**ЧТО ТРЕБУЕТСЯ:**
Пожалуйста, назовите по выбранному отрывку год выхода статьи Д. Б. Зильбермана «Православная этика и материя коммунизма».

**ВЫБРАННЫЙ ОТРЫВОК:**

Журнал «Новый мир» - Новый мир. № 7, 2002
Можно гордиться: наш бывший соотечественник Д. Б. Зильберман в поисках «истоков» русских бедствий по экстравагантности своего подхода перекрывает всех зарубежных археологов национального знания. В статье под названием «Православная этика и материя коммунизма» (1974), выступающим игривой парафразой знаменитого труда М. Вебера «Протестантская этика и дух капитализма», Зильберман находит корни коммунистического государства как политической системы в глубинном пласте византийского сознания с его державным мессианизмом и «пантократическими» установками, запрограммированными паламитским православием в образе Христа Вседержителя и его помазанника на земле, благоверного императора, в дальнейшем — почему-то — способными функционировать и без этой «религиозной оболочки». И не только «без», но и при замене ее истребительным богоборчеством. Марксизм, согласно схеме Зильбермана, сыграл роль повивальной бабки в деле возвращения секуляризующейся России на старые пути (тот же тезис, что был у Бердяева, тот же, что будет и у Безансона). Никого из них не смущает вопиющее противоречие фактам: «старые пути» должны, казалось бы, означать реставрацию, в России же мы имеем дело с радикальной, «социальной» революцией.

**ИЗВЛЕЧЁННЫЕ СТРОКИ:**

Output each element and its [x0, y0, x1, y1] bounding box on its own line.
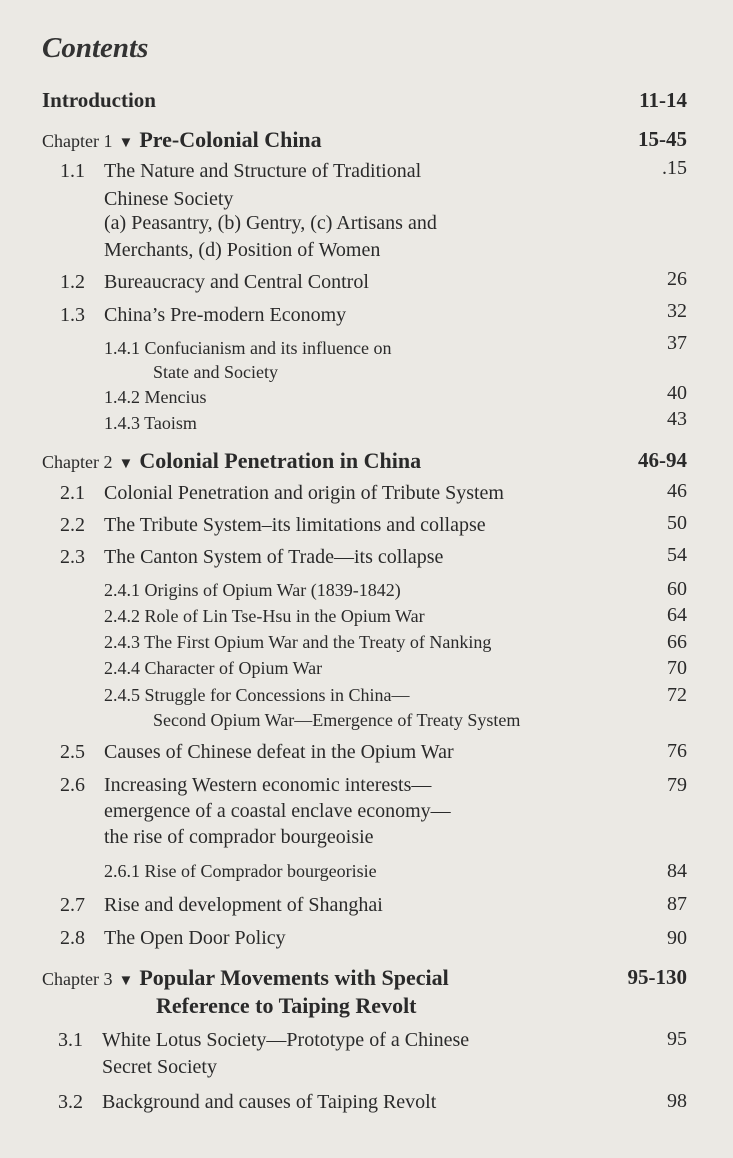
triangle-down-icon: ▼ [118, 456, 134, 472]
page-number: 66 [667, 631, 687, 653]
toc-entry-continuation: Second Opium War—Emergence of Treaty System [153, 710, 521, 730]
page-number: 70 [667, 657, 687, 679]
chapter-label: Chapter 1 [42, 131, 113, 151]
page-number: 46 [667, 480, 687, 502]
toc-entry-3-1[interactable]: White Lotus Society—Prototype of a Chinese [102, 1029, 470, 1051]
section-number: 2.6 [60, 774, 85, 796]
page-number: 60 [667, 578, 687, 600]
toc-entry-continuation: Secret Society [102, 1056, 217, 1078]
page-number: 64 [667, 604, 687, 626]
page-title: Contents [42, 32, 149, 64]
section-number: 2.7 [60, 894, 85, 916]
toc-entry-2-1[interactable]: Colonial Penetration and origin of Tribute System [104, 482, 504, 504]
section-number: 3.2 [58, 1091, 83, 1113]
toc-entry-1-3[interactable]: China’s Pre-modern Economy [104, 304, 347, 326]
section-number: 1.2 [60, 271, 85, 293]
toc-entry-continuation: Chinese Society [104, 188, 234, 210]
page-number: 50 [667, 512, 687, 534]
toc-entry-2-6-1[interactable]: 2.6.1 Rise of Comprador bourgeorisie [104, 861, 377, 881]
toc-entry-1-4-2[interactable]: 1.4.2 Mencius [104, 387, 207, 407]
page-number: 95-130 [627, 965, 687, 989]
page-number: 46-94 [638, 448, 687, 472]
toc-entry-2-4-5[interactable]: 2.4.5 Struggle for Concessions in China— [104, 685, 410, 705]
section-number: 2.3 [60, 546, 85, 568]
toc-entry-2-4-1[interactable]: 2.4.1 Origins of Opium War (1839-1842) [104, 580, 401, 600]
section-number: 2.5 [60, 741, 85, 763]
section-number: 3.1 [58, 1029, 83, 1051]
page-number: 84 [667, 860, 687, 882]
section-number: 2.1 [60, 482, 85, 504]
toc-entry-continuation: emergence of a coastal enclave economy— [104, 800, 451, 822]
toc-entry-2-6[interactable]: Increasing Western economic interests— [104, 774, 432, 796]
toc-entry-continuation: (a) Peasantry, (b) Gentry, (c) Artisans and [104, 212, 437, 234]
section-number: 2.8 [60, 927, 85, 949]
chapter-title: Colonial Penetration in China [139, 448, 422, 473]
chapter-title: Popular Movements with Special [139, 965, 449, 990]
toc-entry-2-3[interactable]: The Canton System of Trade—its collapse [104, 546, 444, 568]
chapter-label: Chapter 2 [42, 452, 113, 472]
page-number: 76 [667, 740, 687, 762]
toc-entry-2-7[interactable]: Rise and development of Shanghai [104, 894, 383, 916]
page-number: 54 [667, 544, 687, 566]
page-number: 90 [667, 927, 687, 949]
toc-entry-2-8[interactable]: The Open Door Policy [104, 927, 286, 949]
chapter-heading-2[interactable] [42, 448, 421, 474]
chapter-label: Chapter 3 [42, 969, 113, 989]
triangle-down-icon: ▼ [118, 973, 134, 989]
page-number: 11-14 [639, 88, 687, 112]
page-number: 15-45 [638, 127, 687, 151]
toc-entry-2-5[interactable]: Causes of Chinese defeat in the Opium War [104, 741, 454, 763]
toc-entry-2-2[interactable]: The Tribute System–its limitations and collapse [104, 514, 486, 536]
page-number: 79 [667, 774, 687, 796]
toc-entry-1-4-1[interactable]: 1.4.1 Confucianism and its influence on [104, 338, 392, 358]
page-number: 98 [667, 1090, 687, 1112]
page-number: 26 [667, 268, 687, 290]
page-number: 87 [667, 893, 687, 915]
section-number: 1.3 [60, 304, 85, 326]
toc-entry-continuation: State and Society [153, 362, 278, 382]
section-number: 1.1 [60, 160, 85, 182]
chapter-heading-1[interactable] [42, 127, 322, 153]
toc-entry-1-2[interactable]: Bureaucracy and Central Control [104, 271, 369, 293]
chapter-heading-3[interactable] [42, 965, 449, 991]
toc-entry-continuation: the rise of comprador bourgeoisie [104, 826, 374, 848]
page-number: 32 [667, 300, 687, 322]
toc-entry-introduction[interactable]: Introduction [42, 88, 156, 112]
toc-entry-continuation: Merchants, (d) Position of Women [104, 239, 381, 261]
page-number: 40 [667, 382, 687, 404]
triangle-down-icon: ▼ [118, 135, 134, 151]
page-number: 72 [667, 684, 687, 706]
page-number: .15 [662, 157, 687, 179]
toc-entry-1-4-3[interactable]: 1.4.3 Taoism [104, 413, 197, 433]
toc-entry-1-1[interactable]: The Nature and Structure of Traditional [104, 160, 422, 182]
chapter-title: Pre-Colonial China [139, 127, 322, 152]
page-number: 95 [667, 1028, 687, 1050]
toc-entry-2-4-2[interactable]: 2.4.2 Role of Lin Tse-Hsu in the Opium War [104, 606, 425, 626]
toc-entry-3-2[interactable]: Background and causes of Taiping Revolt [102, 1091, 437, 1113]
page-number: 43 [667, 408, 687, 430]
toc-entry-2-4-3[interactable]: 2.4.3 The First Opium War and the Treaty of Nanking [104, 632, 492, 652]
section-number: 2.2 [60, 514, 85, 536]
chapter-title-continuation: Reference to Taiping Revolt [156, 993, 417, 1018]
page-number: 37 [667, 332, 687, 354]
toc-entry-2-4-4[interactable]: 2.4.4 Character of Opium War [104, 658, 323, 678]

**РЕШЕНИЕ ЗАДАЧИ:**
1974 год.